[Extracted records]

>>>

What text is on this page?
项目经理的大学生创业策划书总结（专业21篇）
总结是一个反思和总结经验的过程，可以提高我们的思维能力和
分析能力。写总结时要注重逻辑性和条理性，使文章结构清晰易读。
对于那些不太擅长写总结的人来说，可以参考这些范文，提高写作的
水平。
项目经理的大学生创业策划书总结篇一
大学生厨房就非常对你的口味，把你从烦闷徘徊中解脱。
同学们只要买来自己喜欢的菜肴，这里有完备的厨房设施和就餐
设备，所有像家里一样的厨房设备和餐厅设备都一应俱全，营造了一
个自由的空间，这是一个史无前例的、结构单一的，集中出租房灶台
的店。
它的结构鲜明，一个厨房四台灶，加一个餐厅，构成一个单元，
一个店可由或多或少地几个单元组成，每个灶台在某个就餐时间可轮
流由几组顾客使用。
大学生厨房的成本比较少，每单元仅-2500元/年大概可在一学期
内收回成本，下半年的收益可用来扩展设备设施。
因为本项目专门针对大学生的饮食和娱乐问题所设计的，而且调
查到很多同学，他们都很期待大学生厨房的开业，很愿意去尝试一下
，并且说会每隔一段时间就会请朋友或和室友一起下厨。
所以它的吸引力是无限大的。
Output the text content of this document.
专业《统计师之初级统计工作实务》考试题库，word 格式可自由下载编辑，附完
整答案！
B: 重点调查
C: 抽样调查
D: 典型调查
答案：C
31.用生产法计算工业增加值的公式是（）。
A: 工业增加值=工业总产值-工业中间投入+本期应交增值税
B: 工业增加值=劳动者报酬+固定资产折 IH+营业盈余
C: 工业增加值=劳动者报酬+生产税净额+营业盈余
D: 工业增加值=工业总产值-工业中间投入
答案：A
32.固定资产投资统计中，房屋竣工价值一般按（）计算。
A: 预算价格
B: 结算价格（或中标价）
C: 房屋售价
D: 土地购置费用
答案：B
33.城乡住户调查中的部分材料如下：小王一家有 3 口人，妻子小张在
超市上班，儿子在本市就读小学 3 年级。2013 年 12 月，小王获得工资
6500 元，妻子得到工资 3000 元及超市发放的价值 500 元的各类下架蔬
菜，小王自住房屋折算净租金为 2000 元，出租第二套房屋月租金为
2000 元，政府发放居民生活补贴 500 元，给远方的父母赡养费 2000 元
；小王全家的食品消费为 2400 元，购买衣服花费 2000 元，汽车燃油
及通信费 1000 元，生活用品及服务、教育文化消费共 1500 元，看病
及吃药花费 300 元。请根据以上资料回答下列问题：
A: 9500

<<<

# Your goal:
Return every line from the one holding "Output the text content of this document." through the end of the data, exactly as it appears, with both ends kept and nothing else.

# The reply:
Output the text content of this document.
专业《统计师之初级统计工作实务》考试题库，word 格式可自由下载编辑，附完
整答案！
B: 重点调查
C: 抽样调查
D: 典型调查
答案：C
31.用生产法计算工业增加值的公式是（）。
A: 工业增加值=工业总产值-工业中间投入+本期应交增值税
B: 工业增加值=劳动者报酬+固定资产折 IH+营业盈余
C: 工业增加值=劳动者报酬+生产税净额+营业盈余
D: 工业增加值=工业总产值-工业中间投入
答案：A
32.固定资产投资统计中，房屋竣工价值一般按（）计算。
A: 预算价格
B: 结算价格（或中标价）
C: 房屋售价
D: 土地购置费用
答案：B
33.城乡住户调查中的部分材料如下：小王一家有 3 口人，妻子小张在
超市上班，儿子在本市就读小学 3 年级。2013 年 12 月，小王获得工资
6500 元，妻子得到工资 3000 元及超市发放的价值 500 元的各类下架蔬
菜，小王自住房屋折算净租金为 2000 元，出租第二套房屋月租金为
2000 元，政府发放居民生活补贴 500 元，给远方的父母赡养费 2000 元
；小王全家的食品消费为 2400 元，购买衣服花费 2000 元，汽车燃油
及通信费 1000 元，生活用品及服务、教育文化消费共 1500 元，看病
及吃药花费 300 元。请根据以上资料回答下列问题：
A: 9500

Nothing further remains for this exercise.